Aim
Copy every line from the records below that holds the word "left".

Information supplied
════════

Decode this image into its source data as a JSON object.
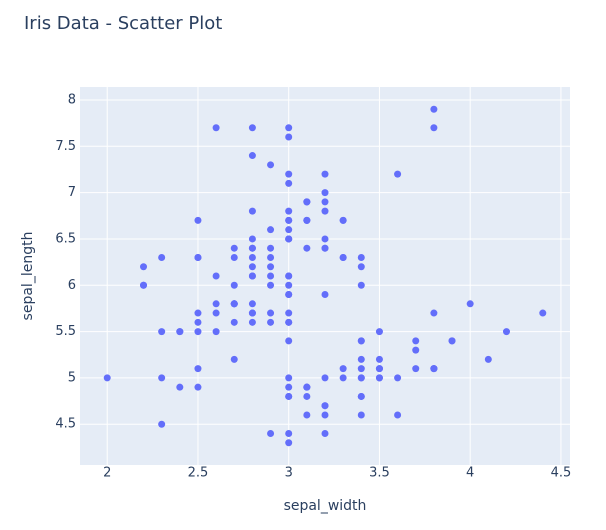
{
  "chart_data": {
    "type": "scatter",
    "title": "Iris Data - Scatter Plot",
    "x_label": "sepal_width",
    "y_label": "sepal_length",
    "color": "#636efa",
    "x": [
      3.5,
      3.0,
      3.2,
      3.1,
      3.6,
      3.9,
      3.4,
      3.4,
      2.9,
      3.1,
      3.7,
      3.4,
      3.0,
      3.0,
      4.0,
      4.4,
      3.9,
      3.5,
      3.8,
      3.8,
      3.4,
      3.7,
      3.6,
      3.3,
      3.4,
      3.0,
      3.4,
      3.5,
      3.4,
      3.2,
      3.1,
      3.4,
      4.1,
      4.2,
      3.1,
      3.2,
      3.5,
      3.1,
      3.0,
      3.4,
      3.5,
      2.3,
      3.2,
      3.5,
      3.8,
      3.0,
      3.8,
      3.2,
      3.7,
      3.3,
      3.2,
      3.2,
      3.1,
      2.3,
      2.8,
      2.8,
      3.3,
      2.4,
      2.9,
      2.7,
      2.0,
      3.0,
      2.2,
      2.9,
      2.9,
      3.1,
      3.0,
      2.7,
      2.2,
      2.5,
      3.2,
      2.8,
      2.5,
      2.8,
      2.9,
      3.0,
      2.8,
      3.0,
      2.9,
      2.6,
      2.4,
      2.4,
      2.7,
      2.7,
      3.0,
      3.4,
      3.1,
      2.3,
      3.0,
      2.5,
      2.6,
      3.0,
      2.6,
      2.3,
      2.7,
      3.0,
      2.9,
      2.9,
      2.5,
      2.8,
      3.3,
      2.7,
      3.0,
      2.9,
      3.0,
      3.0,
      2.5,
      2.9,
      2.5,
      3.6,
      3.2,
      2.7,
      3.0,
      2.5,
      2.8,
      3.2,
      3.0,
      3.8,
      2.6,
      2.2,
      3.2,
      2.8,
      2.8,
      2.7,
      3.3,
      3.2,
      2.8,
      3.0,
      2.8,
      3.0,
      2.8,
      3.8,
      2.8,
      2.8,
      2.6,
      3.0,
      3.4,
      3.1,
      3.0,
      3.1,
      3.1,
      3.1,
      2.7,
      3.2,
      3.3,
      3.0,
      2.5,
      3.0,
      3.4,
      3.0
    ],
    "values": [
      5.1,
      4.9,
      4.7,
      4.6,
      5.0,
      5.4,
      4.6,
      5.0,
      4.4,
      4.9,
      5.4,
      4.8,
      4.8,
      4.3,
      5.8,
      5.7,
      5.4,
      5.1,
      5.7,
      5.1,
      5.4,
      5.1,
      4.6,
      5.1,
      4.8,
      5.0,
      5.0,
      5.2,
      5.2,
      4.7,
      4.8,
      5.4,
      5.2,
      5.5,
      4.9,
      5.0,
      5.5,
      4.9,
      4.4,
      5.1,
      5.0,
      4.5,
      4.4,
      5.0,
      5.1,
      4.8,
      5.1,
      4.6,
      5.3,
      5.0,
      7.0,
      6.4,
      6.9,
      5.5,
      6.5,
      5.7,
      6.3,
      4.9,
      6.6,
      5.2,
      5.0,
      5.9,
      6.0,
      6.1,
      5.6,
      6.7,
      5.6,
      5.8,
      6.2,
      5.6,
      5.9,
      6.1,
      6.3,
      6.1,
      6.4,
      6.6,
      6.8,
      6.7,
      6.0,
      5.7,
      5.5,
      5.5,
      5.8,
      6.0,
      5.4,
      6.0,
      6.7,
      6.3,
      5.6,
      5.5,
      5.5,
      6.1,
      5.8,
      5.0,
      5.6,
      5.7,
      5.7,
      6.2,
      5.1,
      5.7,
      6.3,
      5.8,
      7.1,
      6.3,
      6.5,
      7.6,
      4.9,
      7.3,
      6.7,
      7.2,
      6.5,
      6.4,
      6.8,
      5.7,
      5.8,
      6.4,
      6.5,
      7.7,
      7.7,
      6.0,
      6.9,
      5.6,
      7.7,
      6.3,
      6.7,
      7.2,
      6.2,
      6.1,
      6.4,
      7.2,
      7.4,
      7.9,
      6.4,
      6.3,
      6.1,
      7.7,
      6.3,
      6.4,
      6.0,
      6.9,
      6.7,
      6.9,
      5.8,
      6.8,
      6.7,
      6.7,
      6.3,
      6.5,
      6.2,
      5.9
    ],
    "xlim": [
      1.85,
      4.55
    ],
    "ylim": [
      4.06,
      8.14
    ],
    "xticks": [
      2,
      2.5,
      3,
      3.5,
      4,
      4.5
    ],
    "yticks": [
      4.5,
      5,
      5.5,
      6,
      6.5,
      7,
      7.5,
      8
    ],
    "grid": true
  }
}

════════

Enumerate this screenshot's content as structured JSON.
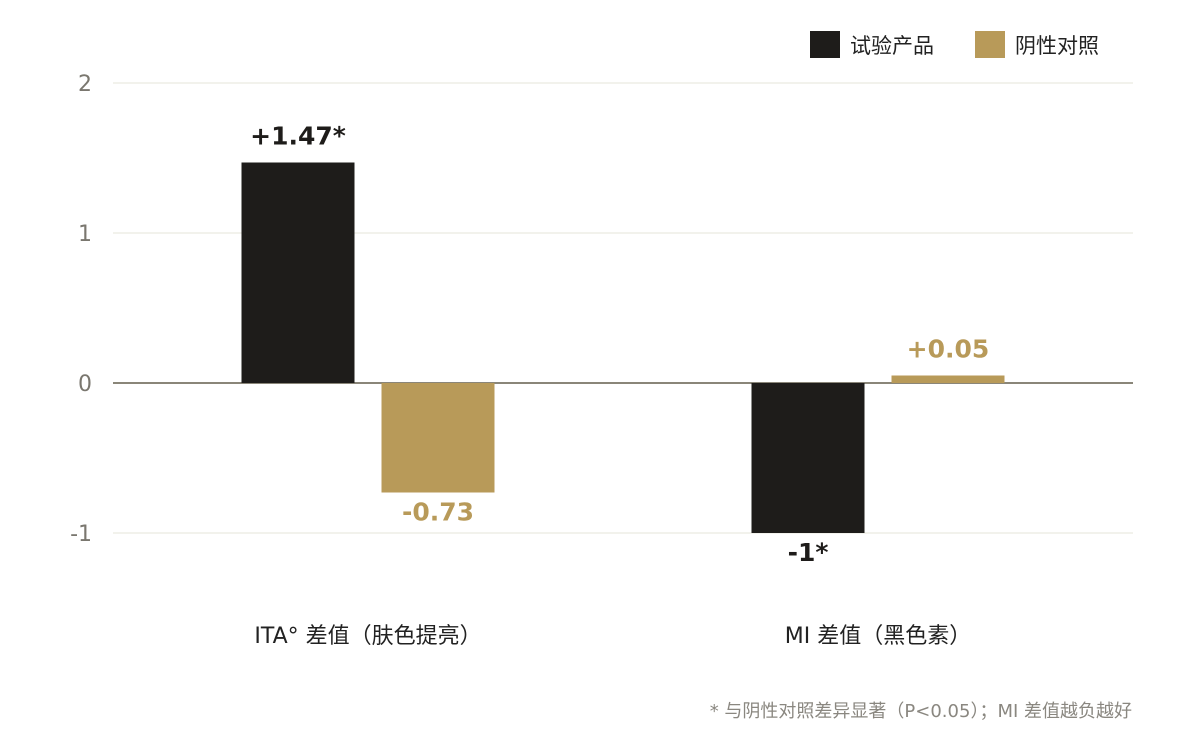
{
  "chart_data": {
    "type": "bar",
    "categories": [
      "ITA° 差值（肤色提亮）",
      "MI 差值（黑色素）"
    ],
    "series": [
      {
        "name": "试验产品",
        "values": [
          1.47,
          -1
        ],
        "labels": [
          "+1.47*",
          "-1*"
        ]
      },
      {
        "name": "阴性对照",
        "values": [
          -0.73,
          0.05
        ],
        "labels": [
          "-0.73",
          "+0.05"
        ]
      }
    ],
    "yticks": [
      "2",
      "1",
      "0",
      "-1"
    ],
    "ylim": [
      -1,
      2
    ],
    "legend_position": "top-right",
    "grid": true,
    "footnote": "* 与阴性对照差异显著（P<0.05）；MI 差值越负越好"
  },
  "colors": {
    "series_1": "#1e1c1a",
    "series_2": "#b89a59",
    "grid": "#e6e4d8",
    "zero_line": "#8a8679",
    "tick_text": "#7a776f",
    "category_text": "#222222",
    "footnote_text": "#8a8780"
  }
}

════════

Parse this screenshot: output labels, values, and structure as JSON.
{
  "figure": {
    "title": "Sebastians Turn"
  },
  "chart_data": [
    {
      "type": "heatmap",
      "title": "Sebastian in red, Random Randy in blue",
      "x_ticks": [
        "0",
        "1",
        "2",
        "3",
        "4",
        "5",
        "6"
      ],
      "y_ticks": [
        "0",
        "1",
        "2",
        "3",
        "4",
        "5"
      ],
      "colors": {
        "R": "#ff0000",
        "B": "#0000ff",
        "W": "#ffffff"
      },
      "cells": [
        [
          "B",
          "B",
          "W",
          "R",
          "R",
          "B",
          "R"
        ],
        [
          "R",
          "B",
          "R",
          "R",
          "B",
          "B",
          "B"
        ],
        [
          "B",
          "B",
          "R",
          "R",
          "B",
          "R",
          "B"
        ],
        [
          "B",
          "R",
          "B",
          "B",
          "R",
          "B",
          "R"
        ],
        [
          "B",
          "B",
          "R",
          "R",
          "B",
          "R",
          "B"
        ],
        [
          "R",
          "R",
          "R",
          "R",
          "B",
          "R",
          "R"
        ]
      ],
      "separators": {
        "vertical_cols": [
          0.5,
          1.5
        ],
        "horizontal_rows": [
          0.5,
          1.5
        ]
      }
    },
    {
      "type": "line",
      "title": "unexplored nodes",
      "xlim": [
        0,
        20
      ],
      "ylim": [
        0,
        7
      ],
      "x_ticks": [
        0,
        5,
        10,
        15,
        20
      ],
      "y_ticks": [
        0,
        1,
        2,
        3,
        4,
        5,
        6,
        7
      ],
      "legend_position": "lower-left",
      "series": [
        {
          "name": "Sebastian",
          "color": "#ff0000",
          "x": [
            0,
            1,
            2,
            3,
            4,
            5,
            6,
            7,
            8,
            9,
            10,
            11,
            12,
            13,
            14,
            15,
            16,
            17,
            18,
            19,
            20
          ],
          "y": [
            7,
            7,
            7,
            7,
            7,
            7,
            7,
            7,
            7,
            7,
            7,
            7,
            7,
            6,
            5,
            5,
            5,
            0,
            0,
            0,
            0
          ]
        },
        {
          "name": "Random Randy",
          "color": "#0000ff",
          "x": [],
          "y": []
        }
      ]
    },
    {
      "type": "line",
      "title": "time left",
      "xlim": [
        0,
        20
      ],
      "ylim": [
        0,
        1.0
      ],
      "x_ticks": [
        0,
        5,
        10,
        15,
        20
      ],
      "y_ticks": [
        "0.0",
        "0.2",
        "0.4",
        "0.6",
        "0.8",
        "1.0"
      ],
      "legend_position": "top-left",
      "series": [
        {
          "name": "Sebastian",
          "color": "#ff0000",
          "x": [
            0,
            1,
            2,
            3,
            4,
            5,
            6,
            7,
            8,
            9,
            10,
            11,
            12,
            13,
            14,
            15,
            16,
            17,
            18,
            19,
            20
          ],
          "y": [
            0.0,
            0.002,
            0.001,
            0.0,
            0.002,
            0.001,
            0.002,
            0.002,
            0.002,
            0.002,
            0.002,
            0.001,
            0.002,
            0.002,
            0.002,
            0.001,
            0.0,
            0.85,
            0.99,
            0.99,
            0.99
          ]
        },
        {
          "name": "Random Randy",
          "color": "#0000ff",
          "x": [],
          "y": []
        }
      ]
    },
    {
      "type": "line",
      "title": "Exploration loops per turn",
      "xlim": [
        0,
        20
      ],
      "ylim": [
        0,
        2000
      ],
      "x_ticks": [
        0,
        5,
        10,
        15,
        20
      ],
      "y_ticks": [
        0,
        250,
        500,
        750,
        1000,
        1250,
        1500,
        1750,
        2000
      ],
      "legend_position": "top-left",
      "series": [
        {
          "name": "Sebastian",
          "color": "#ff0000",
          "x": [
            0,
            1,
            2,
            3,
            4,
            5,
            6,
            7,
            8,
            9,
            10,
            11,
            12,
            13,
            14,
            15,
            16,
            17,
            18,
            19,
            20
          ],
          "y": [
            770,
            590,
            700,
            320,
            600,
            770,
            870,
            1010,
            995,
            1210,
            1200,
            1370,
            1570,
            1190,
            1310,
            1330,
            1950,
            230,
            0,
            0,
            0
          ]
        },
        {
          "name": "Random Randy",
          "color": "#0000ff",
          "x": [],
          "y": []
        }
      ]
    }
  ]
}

════════

Solution for this task
      "legend_position": "lower-left",
      "title": "time left",
      "legend_position": "top-left",
      "legend_position": "top-left",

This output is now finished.